YOUR OBJECTIVE
Filter the records for lines holding the string "type".

RECORDS FOR PROCESSING
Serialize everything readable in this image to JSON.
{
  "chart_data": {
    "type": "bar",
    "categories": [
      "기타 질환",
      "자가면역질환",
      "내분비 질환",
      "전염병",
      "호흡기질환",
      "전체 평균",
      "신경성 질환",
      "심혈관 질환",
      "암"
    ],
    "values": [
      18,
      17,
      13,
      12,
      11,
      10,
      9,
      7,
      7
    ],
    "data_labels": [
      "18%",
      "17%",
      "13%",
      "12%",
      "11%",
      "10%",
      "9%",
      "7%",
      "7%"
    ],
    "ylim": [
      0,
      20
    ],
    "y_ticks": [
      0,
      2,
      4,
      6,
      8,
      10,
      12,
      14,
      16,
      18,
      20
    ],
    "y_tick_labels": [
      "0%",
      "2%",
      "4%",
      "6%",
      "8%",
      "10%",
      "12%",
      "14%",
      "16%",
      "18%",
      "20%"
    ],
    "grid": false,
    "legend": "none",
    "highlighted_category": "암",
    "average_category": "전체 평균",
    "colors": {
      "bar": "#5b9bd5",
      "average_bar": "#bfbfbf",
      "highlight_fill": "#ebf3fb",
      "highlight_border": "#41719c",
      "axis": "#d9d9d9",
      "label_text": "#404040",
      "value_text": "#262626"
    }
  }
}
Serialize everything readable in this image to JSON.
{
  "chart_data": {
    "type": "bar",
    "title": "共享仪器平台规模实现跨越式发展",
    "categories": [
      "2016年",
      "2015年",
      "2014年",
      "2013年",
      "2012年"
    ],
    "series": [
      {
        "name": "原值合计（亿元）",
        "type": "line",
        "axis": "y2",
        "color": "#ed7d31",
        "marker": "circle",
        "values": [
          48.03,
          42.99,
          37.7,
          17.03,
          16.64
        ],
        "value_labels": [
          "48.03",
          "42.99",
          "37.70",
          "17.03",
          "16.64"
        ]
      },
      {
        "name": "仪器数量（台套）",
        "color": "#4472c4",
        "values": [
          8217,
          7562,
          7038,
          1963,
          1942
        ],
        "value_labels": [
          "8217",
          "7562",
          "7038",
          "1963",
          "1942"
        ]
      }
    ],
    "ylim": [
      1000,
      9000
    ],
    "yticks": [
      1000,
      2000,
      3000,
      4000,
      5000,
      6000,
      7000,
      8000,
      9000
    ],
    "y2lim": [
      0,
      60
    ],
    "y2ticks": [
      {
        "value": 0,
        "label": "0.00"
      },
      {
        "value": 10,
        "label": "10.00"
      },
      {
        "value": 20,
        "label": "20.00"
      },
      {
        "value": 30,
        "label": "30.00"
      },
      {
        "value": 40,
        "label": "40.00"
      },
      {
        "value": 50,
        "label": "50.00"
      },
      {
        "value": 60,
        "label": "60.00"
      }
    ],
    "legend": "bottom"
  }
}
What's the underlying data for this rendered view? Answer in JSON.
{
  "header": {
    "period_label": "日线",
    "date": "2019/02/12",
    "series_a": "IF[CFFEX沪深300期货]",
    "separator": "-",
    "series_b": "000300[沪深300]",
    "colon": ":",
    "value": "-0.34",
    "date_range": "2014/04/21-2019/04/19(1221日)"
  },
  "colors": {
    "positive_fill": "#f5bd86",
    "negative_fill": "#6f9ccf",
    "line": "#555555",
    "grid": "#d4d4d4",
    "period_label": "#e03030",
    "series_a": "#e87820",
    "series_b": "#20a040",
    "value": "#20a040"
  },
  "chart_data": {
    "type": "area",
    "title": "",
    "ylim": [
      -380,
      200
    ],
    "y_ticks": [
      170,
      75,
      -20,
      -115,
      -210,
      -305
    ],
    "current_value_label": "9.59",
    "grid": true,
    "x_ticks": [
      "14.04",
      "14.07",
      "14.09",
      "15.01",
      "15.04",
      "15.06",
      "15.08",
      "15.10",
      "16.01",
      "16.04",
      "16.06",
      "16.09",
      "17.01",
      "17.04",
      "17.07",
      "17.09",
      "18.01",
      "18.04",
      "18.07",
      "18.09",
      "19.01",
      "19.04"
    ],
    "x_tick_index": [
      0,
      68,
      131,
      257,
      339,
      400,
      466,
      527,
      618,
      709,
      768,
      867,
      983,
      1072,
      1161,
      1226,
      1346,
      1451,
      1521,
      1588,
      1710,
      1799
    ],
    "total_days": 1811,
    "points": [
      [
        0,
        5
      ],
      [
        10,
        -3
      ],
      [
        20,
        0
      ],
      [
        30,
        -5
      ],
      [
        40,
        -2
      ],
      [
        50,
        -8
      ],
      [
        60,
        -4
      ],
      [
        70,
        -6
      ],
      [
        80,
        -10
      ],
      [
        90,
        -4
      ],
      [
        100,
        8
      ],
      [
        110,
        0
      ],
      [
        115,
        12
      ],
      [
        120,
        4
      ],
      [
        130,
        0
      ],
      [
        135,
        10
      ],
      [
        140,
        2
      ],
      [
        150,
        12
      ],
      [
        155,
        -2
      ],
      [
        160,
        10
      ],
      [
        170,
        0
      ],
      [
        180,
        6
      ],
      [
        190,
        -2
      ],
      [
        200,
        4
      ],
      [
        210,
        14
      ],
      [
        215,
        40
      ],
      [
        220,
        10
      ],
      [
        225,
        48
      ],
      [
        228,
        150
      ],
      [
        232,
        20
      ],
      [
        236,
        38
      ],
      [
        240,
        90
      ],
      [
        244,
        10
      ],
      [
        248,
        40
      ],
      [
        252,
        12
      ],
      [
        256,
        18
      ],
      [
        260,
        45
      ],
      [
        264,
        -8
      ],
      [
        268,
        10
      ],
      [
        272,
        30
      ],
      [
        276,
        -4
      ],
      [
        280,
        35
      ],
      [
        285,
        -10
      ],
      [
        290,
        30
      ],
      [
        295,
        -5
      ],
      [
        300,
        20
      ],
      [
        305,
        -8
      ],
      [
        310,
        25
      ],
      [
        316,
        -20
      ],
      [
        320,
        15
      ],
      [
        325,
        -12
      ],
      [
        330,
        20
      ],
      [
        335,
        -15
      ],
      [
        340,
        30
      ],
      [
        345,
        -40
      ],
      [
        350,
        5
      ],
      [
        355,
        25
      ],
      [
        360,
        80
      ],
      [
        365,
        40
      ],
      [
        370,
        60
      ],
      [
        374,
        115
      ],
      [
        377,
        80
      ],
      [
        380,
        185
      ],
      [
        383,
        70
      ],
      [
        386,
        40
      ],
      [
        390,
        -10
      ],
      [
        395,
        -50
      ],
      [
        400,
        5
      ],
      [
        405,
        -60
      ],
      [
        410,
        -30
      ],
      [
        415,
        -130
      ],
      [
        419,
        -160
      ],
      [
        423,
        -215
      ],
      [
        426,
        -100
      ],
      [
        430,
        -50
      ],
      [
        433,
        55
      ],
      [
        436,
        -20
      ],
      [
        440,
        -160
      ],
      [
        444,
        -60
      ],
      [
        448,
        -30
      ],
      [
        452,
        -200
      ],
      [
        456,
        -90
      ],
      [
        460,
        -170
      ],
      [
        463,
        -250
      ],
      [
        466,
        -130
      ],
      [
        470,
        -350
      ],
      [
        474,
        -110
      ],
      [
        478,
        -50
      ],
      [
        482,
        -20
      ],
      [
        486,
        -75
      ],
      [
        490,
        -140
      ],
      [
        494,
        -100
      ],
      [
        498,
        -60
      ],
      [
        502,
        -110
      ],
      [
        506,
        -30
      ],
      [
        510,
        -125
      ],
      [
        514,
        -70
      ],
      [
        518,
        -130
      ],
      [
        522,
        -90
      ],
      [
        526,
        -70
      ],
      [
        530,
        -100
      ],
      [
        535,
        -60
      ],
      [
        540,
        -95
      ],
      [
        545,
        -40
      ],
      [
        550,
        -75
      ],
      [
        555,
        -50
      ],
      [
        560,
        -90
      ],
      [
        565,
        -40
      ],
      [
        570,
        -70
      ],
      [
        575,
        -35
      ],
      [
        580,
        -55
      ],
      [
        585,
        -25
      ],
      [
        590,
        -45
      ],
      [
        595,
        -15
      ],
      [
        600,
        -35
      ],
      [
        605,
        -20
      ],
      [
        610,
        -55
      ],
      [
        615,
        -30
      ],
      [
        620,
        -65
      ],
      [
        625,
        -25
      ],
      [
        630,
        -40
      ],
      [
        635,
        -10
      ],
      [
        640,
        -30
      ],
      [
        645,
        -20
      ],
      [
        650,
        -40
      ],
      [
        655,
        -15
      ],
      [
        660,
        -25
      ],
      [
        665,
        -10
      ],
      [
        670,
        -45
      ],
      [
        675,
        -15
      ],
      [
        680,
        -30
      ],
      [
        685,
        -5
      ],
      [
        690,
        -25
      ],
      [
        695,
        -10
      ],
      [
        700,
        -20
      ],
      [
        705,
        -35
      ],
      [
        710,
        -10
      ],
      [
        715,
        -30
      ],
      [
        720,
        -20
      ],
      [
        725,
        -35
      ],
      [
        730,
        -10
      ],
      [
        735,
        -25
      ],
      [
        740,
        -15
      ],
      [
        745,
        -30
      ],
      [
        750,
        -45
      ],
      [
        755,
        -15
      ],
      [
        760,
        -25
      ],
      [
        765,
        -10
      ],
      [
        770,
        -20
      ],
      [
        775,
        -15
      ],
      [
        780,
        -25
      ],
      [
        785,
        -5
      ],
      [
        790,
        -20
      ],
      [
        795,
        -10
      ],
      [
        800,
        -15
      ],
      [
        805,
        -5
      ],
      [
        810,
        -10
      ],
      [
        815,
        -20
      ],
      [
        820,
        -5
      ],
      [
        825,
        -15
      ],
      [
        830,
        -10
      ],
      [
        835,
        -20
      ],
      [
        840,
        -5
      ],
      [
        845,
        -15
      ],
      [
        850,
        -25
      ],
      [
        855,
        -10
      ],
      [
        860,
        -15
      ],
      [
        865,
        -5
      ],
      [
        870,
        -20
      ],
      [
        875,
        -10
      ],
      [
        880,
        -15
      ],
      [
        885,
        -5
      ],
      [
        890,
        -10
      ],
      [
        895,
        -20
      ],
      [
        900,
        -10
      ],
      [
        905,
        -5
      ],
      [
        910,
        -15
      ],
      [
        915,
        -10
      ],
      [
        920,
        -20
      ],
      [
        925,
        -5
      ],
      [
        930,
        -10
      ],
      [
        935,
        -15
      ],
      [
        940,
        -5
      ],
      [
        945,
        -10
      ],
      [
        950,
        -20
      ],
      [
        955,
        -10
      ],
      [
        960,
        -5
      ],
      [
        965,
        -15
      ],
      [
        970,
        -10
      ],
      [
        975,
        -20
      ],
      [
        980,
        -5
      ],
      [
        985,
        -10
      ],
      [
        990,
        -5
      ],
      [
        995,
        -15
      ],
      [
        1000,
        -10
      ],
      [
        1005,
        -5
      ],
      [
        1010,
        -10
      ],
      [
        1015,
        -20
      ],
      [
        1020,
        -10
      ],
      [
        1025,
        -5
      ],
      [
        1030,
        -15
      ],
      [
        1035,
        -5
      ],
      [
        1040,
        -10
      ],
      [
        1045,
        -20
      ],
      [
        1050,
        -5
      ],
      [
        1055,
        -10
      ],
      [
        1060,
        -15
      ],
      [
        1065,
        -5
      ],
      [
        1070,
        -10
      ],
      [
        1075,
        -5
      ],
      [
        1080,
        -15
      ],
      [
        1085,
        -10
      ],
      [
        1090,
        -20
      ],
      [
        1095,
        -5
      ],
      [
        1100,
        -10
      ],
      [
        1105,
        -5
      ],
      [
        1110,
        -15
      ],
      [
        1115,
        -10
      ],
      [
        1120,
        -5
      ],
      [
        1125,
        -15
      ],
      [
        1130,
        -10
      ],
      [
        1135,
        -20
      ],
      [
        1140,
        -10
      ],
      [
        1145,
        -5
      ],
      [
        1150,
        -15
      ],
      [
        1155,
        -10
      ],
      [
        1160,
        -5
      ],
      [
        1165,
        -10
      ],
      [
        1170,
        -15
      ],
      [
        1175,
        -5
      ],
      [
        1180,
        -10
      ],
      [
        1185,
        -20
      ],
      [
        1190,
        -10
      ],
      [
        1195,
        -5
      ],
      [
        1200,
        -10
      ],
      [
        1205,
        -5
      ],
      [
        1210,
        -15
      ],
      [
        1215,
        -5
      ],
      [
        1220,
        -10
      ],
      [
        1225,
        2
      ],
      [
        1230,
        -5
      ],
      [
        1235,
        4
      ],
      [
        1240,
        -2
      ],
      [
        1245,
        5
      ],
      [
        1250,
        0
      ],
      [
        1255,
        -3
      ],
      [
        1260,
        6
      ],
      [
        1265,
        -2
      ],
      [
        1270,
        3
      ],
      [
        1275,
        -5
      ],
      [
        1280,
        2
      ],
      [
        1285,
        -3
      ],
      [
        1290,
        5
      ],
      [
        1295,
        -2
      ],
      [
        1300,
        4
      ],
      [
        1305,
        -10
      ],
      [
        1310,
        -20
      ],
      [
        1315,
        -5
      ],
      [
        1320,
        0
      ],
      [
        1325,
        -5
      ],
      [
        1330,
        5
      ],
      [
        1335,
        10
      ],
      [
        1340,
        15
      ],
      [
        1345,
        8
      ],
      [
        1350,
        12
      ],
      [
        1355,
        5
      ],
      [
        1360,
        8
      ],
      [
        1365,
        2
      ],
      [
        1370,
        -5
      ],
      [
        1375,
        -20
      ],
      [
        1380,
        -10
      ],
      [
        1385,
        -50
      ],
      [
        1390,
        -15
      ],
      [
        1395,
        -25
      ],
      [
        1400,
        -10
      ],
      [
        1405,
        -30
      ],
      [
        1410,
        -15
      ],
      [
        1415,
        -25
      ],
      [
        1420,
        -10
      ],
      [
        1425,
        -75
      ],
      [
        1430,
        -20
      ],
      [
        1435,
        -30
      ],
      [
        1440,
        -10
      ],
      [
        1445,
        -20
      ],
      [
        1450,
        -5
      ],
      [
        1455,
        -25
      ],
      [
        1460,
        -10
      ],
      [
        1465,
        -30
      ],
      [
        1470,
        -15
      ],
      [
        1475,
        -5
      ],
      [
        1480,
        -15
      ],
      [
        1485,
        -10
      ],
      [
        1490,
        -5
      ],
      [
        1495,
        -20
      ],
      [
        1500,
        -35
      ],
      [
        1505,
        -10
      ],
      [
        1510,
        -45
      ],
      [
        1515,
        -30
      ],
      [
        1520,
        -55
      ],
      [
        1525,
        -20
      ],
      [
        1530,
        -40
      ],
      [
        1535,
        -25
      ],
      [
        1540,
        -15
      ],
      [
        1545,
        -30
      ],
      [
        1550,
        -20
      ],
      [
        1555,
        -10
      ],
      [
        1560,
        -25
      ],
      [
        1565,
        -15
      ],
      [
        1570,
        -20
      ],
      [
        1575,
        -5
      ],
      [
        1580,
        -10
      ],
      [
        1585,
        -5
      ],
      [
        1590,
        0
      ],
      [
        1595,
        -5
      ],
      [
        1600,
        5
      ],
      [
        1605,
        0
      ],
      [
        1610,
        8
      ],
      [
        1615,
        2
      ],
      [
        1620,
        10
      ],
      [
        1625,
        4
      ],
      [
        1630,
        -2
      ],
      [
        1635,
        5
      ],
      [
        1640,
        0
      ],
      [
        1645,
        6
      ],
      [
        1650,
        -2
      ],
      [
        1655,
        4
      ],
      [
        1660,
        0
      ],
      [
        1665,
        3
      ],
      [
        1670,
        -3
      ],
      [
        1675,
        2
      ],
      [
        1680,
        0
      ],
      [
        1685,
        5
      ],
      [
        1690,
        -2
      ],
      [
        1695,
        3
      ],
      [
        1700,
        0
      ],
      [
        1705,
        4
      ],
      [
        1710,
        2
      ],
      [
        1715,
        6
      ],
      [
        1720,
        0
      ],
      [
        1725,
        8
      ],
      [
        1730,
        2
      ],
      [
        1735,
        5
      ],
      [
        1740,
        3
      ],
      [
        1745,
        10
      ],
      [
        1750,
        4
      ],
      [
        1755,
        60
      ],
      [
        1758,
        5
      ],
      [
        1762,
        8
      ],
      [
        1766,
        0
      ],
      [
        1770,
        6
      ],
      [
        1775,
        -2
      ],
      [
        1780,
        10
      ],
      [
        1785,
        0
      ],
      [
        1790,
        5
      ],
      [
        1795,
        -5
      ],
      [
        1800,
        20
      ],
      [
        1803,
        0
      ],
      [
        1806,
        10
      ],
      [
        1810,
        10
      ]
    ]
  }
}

RIGHT ANSWER
    "type": "bar",
    "type": "bar",
        "type": "line",
    "type": "area",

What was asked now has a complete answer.